▶ [Do this]: Search the entries for the word "than" and pull out each line that has it.

--- start of Material ---

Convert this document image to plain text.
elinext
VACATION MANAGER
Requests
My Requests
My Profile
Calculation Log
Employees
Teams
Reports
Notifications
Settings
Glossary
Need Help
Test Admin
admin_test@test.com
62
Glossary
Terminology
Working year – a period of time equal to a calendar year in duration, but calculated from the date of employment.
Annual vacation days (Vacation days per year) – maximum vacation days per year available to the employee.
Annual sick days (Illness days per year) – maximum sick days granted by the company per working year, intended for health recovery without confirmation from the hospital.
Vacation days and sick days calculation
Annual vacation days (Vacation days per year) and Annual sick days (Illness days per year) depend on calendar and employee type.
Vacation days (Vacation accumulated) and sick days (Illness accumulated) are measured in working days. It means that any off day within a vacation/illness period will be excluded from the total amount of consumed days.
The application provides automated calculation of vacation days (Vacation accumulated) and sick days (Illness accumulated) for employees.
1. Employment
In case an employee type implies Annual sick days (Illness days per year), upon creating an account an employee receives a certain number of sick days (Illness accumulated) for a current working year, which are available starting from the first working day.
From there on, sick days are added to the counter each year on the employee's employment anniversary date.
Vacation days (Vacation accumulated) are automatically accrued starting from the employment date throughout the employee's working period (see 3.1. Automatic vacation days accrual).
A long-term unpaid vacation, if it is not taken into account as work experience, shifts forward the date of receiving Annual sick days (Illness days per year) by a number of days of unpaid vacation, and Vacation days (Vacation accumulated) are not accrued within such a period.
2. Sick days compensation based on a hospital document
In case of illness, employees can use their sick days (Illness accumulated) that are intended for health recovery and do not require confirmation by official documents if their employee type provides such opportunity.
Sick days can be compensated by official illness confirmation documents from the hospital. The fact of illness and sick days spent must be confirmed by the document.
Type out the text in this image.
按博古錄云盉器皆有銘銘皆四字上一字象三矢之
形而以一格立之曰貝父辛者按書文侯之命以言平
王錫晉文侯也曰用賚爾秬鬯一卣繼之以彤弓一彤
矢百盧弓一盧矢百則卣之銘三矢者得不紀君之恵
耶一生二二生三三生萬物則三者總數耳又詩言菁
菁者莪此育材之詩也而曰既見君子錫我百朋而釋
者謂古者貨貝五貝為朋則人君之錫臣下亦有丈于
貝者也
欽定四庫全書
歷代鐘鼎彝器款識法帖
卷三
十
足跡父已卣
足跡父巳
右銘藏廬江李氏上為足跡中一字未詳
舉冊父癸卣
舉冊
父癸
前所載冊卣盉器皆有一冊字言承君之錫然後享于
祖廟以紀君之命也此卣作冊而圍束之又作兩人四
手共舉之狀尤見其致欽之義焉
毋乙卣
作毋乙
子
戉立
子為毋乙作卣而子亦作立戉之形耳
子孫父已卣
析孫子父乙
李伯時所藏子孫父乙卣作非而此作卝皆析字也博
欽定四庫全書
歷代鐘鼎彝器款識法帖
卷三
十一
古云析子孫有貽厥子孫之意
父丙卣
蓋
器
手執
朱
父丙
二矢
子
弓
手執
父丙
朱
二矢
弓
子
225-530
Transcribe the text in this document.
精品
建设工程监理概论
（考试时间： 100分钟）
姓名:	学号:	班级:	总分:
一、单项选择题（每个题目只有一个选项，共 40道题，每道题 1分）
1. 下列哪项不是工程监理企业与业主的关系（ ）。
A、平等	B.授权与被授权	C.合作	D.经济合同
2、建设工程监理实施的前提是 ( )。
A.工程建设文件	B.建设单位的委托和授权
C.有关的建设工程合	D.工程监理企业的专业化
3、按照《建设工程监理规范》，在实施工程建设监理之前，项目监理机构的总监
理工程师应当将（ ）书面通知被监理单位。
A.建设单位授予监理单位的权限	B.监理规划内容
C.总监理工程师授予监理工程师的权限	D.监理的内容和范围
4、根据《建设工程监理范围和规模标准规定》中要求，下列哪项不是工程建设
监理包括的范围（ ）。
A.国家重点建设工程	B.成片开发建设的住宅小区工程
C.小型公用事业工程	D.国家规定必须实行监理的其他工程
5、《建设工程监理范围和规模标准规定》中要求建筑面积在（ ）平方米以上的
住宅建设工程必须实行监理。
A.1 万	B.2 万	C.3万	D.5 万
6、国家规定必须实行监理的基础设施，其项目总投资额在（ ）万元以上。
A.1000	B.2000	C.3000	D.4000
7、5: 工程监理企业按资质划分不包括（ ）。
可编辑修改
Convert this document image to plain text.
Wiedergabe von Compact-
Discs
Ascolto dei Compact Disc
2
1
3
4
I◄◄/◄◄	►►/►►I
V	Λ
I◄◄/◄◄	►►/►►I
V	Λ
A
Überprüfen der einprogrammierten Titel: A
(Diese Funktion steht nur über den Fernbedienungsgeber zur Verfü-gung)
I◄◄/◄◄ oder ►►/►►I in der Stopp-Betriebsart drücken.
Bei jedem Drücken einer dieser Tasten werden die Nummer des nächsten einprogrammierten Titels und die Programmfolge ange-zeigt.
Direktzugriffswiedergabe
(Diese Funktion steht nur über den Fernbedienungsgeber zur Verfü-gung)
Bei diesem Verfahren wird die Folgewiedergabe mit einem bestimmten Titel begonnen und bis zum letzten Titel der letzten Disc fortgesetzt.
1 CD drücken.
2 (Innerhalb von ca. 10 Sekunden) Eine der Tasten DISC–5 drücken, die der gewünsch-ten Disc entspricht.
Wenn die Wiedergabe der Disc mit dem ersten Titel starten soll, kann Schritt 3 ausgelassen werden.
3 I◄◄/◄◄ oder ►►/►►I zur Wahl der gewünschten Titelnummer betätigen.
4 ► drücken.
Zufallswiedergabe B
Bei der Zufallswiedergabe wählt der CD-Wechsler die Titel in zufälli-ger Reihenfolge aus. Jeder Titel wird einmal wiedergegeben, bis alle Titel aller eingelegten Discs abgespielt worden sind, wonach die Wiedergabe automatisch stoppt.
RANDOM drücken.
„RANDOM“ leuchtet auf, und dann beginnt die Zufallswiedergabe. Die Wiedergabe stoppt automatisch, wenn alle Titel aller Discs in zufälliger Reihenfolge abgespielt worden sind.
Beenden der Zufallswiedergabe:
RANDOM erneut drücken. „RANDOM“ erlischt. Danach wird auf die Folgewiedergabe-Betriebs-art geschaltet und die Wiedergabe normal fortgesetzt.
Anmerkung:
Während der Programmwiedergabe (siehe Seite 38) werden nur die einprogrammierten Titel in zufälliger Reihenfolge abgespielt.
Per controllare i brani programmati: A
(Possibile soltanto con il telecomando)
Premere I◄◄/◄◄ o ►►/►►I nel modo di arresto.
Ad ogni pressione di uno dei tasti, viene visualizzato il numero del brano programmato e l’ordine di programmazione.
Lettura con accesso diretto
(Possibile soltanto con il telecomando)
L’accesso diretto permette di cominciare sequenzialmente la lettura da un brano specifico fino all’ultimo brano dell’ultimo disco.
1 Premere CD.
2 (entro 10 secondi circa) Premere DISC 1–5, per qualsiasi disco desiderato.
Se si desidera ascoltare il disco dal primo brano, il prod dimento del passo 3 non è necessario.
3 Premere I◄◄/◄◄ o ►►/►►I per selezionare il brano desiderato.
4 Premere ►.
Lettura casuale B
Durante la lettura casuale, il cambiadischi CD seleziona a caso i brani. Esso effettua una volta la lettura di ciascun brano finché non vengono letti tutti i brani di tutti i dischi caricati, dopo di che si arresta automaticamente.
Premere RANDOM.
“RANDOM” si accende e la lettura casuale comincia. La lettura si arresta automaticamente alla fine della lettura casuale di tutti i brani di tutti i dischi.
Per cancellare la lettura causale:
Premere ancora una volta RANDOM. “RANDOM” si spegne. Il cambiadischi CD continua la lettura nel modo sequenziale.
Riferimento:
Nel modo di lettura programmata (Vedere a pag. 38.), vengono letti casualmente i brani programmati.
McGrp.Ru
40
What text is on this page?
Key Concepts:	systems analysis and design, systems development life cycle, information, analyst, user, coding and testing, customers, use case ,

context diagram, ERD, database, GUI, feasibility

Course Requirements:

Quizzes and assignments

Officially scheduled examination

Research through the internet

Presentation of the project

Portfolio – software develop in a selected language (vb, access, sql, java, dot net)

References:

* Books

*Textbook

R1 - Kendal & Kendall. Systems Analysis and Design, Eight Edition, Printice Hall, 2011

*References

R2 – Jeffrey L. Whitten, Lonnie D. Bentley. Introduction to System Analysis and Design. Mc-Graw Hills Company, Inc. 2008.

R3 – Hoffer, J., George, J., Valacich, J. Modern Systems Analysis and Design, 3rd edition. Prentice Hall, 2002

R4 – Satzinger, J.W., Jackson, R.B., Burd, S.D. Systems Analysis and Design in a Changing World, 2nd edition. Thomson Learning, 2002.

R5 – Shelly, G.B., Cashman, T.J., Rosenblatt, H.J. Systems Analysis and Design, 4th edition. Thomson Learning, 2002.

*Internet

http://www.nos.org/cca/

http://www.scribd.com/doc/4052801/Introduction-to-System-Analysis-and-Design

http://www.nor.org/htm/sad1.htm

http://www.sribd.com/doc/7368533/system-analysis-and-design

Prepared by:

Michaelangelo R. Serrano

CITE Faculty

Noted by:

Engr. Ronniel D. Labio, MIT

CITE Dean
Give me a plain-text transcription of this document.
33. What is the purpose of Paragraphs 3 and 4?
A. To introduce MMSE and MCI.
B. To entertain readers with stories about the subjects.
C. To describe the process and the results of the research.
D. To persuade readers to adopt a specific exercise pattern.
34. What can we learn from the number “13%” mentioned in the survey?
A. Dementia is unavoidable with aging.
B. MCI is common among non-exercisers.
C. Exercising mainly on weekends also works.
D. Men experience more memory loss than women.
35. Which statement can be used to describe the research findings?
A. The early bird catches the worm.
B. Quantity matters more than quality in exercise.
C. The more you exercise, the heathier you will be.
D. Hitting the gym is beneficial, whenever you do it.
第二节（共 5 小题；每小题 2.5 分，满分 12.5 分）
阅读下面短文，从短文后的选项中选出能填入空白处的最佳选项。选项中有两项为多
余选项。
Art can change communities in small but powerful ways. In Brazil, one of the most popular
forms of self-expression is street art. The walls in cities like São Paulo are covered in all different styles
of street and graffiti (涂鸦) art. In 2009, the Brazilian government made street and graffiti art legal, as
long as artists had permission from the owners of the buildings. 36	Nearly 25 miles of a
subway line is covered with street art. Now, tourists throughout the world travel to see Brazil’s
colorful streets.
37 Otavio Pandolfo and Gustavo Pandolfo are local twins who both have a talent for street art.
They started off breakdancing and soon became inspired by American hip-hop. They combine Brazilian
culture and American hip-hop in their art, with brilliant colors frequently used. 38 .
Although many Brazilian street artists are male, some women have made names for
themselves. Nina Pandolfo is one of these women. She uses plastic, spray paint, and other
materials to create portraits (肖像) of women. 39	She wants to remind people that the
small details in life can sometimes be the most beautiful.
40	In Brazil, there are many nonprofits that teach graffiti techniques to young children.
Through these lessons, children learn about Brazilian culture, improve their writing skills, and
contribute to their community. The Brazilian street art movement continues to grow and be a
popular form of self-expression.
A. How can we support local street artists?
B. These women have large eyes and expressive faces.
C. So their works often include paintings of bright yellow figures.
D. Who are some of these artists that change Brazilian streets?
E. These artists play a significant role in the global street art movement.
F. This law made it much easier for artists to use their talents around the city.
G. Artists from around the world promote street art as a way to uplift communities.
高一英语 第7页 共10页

--- end of Material ---

▶ [Result of the task]:
D. Men experience more memory loss than women.
B. Quantity matters more than quality in exercise.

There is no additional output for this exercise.